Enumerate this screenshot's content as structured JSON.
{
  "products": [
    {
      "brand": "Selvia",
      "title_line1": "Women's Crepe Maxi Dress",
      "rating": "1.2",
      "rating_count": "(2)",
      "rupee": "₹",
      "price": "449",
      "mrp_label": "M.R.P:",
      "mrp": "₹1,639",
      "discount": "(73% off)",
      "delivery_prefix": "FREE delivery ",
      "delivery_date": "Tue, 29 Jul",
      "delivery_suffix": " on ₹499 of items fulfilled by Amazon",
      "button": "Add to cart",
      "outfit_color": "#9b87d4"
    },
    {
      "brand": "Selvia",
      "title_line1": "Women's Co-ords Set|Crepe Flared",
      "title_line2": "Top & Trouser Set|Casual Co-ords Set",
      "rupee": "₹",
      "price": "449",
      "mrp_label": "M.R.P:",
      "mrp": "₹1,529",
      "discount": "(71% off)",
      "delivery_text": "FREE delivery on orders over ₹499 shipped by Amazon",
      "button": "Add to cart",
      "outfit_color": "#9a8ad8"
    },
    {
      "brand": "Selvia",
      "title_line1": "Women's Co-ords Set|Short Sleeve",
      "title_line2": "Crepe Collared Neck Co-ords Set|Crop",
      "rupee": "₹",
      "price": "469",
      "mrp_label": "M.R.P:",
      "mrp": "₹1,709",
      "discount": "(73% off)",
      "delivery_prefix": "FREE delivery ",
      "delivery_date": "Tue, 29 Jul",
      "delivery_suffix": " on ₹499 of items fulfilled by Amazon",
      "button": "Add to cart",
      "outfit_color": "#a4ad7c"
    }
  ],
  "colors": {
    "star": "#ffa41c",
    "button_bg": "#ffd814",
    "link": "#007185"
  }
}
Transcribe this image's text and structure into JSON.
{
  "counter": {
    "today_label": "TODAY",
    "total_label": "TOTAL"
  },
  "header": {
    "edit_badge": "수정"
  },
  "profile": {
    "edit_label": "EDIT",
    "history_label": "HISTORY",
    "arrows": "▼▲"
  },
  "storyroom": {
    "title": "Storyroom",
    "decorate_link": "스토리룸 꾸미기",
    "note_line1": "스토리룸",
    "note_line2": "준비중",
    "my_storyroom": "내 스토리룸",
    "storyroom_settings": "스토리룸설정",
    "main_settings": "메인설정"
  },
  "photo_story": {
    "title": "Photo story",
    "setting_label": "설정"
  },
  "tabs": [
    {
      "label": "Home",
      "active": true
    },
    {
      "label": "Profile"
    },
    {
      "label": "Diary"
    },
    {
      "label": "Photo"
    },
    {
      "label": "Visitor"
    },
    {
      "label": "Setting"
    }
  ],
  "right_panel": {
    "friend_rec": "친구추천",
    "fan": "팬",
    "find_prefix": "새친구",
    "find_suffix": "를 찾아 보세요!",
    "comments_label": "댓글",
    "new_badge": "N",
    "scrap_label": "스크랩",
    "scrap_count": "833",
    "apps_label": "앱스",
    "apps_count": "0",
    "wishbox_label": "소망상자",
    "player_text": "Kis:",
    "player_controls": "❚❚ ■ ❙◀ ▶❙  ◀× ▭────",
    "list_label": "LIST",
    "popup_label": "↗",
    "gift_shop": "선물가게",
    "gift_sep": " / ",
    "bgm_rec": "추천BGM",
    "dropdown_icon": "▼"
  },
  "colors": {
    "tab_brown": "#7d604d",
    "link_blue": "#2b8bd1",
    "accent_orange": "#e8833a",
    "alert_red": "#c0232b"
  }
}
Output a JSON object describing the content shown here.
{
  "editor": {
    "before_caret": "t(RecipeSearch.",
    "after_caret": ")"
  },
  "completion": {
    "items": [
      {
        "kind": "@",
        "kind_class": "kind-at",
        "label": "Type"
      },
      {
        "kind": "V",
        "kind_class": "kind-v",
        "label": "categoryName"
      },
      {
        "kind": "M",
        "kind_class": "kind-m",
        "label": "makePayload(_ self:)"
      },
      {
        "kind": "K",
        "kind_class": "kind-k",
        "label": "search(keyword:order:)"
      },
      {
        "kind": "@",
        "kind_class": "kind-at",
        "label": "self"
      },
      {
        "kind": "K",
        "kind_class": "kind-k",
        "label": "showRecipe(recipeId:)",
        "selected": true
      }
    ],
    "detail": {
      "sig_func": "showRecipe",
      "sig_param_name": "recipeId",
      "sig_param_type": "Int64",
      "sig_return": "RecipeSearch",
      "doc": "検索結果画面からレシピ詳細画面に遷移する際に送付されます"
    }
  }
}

* * * *

• [Exercise instructions]:
Repeat the material in full, exactly as it stands.

• [In response]:
Enumerate this screenshot's content as structured JSON.
{
  "products": [
    {
      "brand": "Selvia",
      "title_line1": "Women's Crepe Maxi Dress",
      "rating": "1.2",
      "rating_count": "(2)",
      "rupee": "₹",
      "price": "449",
      "mrp_label": "M.R.P:",
      "mrp": "₹1,639",
      "discount": "(73% off)",
      "delivery_prefix": "FREE delivery ",
      "delivery_date": "Tue, 29 Jul",
      "delivery_suffix": " on ₹499 of items fulfilled by Amazon",
      "button": "Add to cart",
      "outfit_color": "#9b87d4"
    },
    {
      "brand": "Selvia",
      "title_line1": "Women's Co-ords Set|Crepe Flared",
      "title_line2": "Top & Trouser Set|Casual Co-ords Set",
      "rupee": "₹",
      "price": "449",
      "mrp_label": "M.R.P:",
      "mrp": "₹1,529",
      "discount": "(71% off)",
      "delivery_text": "FREE delivery on orders over ₹499 shipped by Amazon",
      "button": "Add to cart",
      "outfit_color": "#9a8ad8"
    },
    {
      "brand": "Selvia",
      "title_line1": "Women's Co-ords Set|Short Sleeve",
      "title_line2": "Crepe Collared Neck Co-ords Set|Crop",
      "rupee": "₹",
      "price": "469",
      "mrp_label": "M.R.P:",
      "mrp": "₹1,709",
      "discount": "(73% off)",
      "delivery_prefix": "FREE delivery ",
      "delivery_date": "Tue, 29 Jul",
      "delivery_suffix": " on ₹499 of items fulfilled by Amazon",
      "button": "Add to cart",
      "outfit_color": "#a4ad7c"
    }
  ],
  "colors": {
    "star": "#ffa41c",
    "button_bg": "#ffd814",
    "link": "#007185"
  }
}
Transcribe this image's text and structure into JSON.
{
  "counter": {
    "today_label": "TODAY",
    "total_label": "TOTAL"
  },
  "header": {
    "edit_badge": "수정"
  },
  "profile": {
    "edit_label": "EDIT",
    "history_label": "HISTORY",
    "arrows": "▼▲"
  },
  "storyroom": {
    "title": "Storyroom",
    "decorate_link": "스토리룸 꾸미기",
    "note_line1": "스토리룸",
    "note_line2": "준비중",
    "my_storyroom": "내 스토리룸",
    "storyroom_settings": "스토리룸설정",
    "main_settings": "메인설정"
  },
  "photo_story": {
    "title": "Photo story",
    "setting_label": "설정"
  },
  "tabs": [
    {
      "label": "Home",
      "active": true
    },
    {
      "label": "Profile"
    },
    {
      "label": "Diary"
    },
    {
      "label": "Photo"
    },
    {
      "label": "Visitor"
    },
    {
      "label": "Setting"
    }
  ],
  "right_panel": {
    "friend_rec": "친구추천",
    "fan": "팬",
    "find_prefix": "새친구",
    "find_suffix": "를 찾아 보세요!",
    "comments_label": "댓글",
    "new_badge": "N",
    "scrap_label": "스크랩",
    "scrap_count": "833",
    "apps_label": "앱스",
    "apps_count": "0",
    "wishbox_label": "소망상자",
    "player_text": "Kis:",
    "player_controls": "❚❚ ■ ❙◀ ▶❙  ◀× ▭────",
    "list_label": "LIST",
    "popup_label": "↗",
    "gift_shop": "선물가게",
    "gift_sep": " / ",
    "bgm_rec": "추천BGM",
    "dropdown_icon": "▼"
  },
  "colors": {
    "tab_brown": "#7d604d",
    "link_blue": "#2b8bd1",
    "accent_orange": "#e8833a",
    "alert_red": "#c0232b"
  }
}
Output a JSON object describing the content shown here.
{
  "editor": {
    "before_caret": "t(RecipeSearch.",
    "after_caret": ")"
  },
  "completion": {
    "items": [
      {
        "kind": "@",
        "kind_class": "kind-at",
        "label": "Type"
      },
      {
        "kind": "V",
        "kind_class": "kind-v",
        "label": "categoryName"
      },
      {
        "kind": "M",
        "kind_class": "kind-m",
        "label": "makePayload(_ self:)"
      },
      {
        "kind": "K",
        "kind_class": "kind-k",
        "label": "search(keyword:order:)"
      },
      {
        "kind": "@",
        "kind_class": "kind-at",
        "label": "self"
      },
      {
        "kind": "K",
        "kind_class": "kind-k",
        "label": "showRecipe(recipeId:)",
        "selected": true
      }
    ],
    "detail": {
      "sig_func": "showRecipe",
      "sig_param_name": "recipeId",
      "sig_param_type": "Int64",
      "sig_return": "RecipeSearch",
      "doc": "検索結果画面からレシピ詳細画面に遷移する際に送付されます"
    }
  }
}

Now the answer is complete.